#### SUPPLIED RECORDS ####

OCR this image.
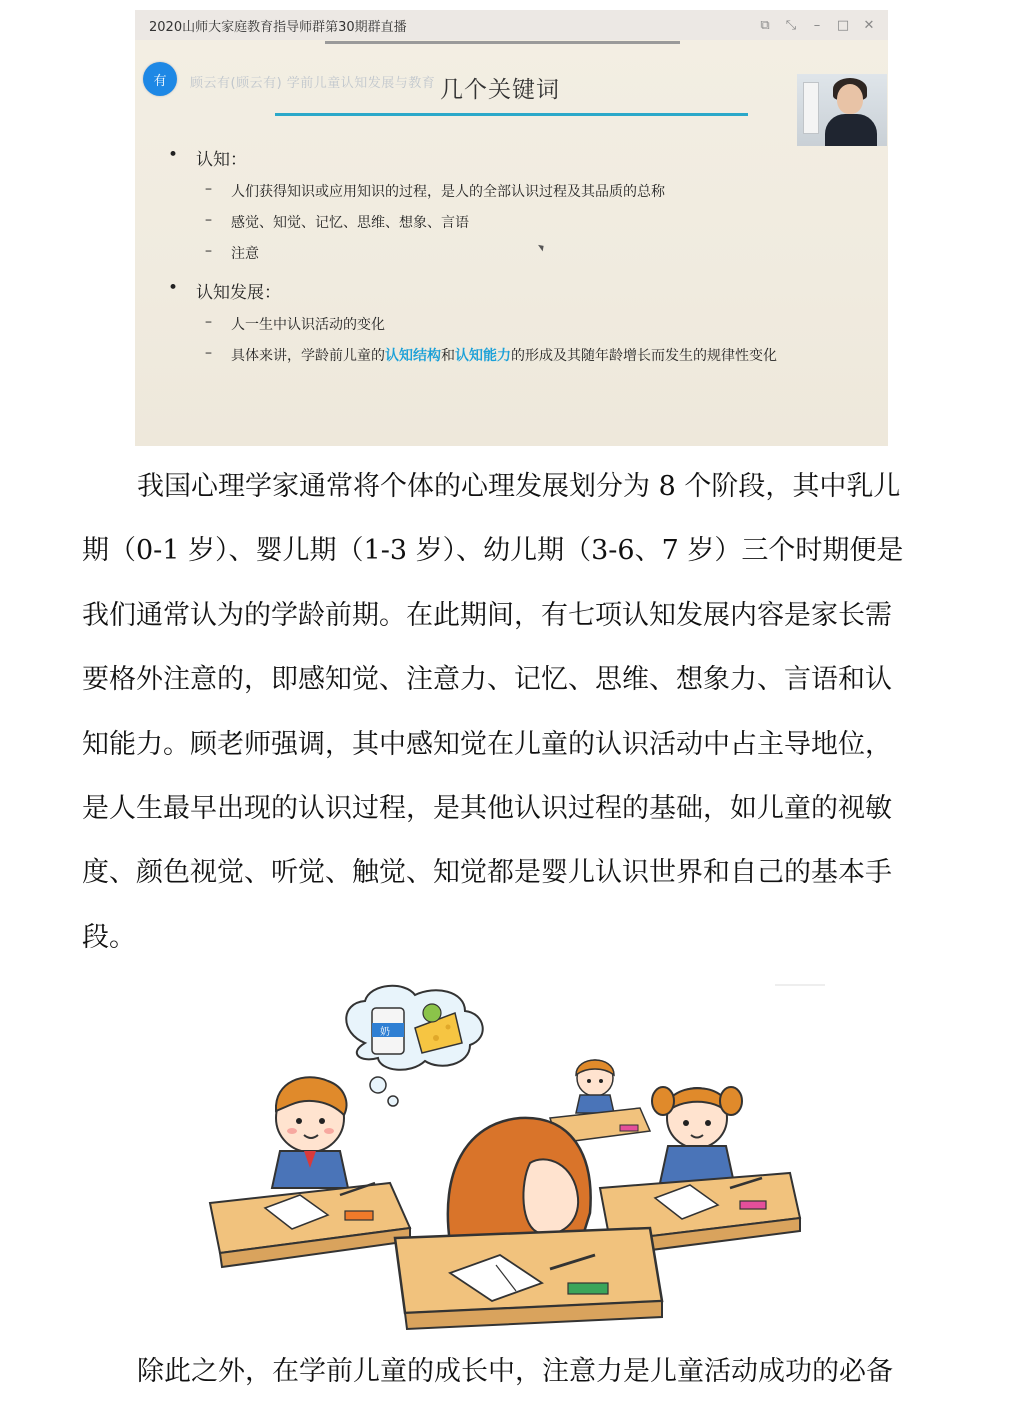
2020山师大家庭教育指导师群第30期群直播	⧉	⤡	–	□	✕
有	顾云有(顾云有) 学前儿童认知发展与教育 几个关键词
• 认知：
– 人们获得知识或应用知识的过程，是人的全部认识过程及其品质的总称
– 感觉、知觉、记忆、思维、想象、言语
– 注意
• 认知发展：
– 人一生中认识活动的变化
– 具体来讲，学龄前儿童的认知结构和认知能力的形成及其随年龄增长而发生的规律性变化
我国心理学家通常将个体的心理发展划分为 8 个阶段，其中乳儿
期（0-1 岁）、婴儿期（1-3 岁）、幼儿期（3-6、7 岁）三个时期便是
我们通常认为的学龄前期。在此期间，有七项认知发展内容是家长需
要格外注意的，即感知觉、注意力、记忆、思维、想象力、言语和认
知能力。顾老师强调，其中感知觉在儿童的认识活动中占主导地位，
是人生最早出现的认识过程，是其他认识过程的基础，如儿童的视敏
度、颜色视觉、听觉、触觉、知觉都是婴儿认识世界和自己的基本手
段。
奶
除此之外，在学前儿童的成长中，注意力是儿童活动成功的必备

####

# [GOAL]
Repeat the data exactly, dropping every picture it holds.

# [EXERCISE ANSWER]
OCR this image.
2020山师大家庭教育指导师群第30期群直播	⧉	⤡	–	□	✕
有	顾云有(顾云有) 学前儿童认知发展与教育 几个关键词
• 认知：
– 人们获得知识或应用知识的过程，是人的全部认识过程及其品质的总称
– 感觉、知觉、记忆、思维、想象、言语
– 注意
• 认知发展：
– 人一生中认识活动的变化
– 具体来讲，学龄前儿童的认知结构和认知能力的形成及其随年龄增长而发生的规律性变化
我国心理学家通常将个体的心理发展划分为 8 个阶段，其中乳儿
期（0-1 岁）、婴儿期（1-3 岁）、幼儿期（3-6、7 岁）三个时期便是
我们通常认为的学龄前期。在此期间，有七项认知发展内容是家长需
要格外注意的，即感知觉、注意力、记忆、思维、想象力、言语和认
知能力。顾老师强调，其中感知觉在儿童的认识活动中占主导地位，
是人生最早出现的认识过程，是其他认识过程的基础，如儿童的视敏
度、颜色视觉、听觉、触觉、知觉都是婴儿认识世界和自己的基本手
段。
奶
除此之外，在学前儿童的成长中，注意力是儿童活动成功的必备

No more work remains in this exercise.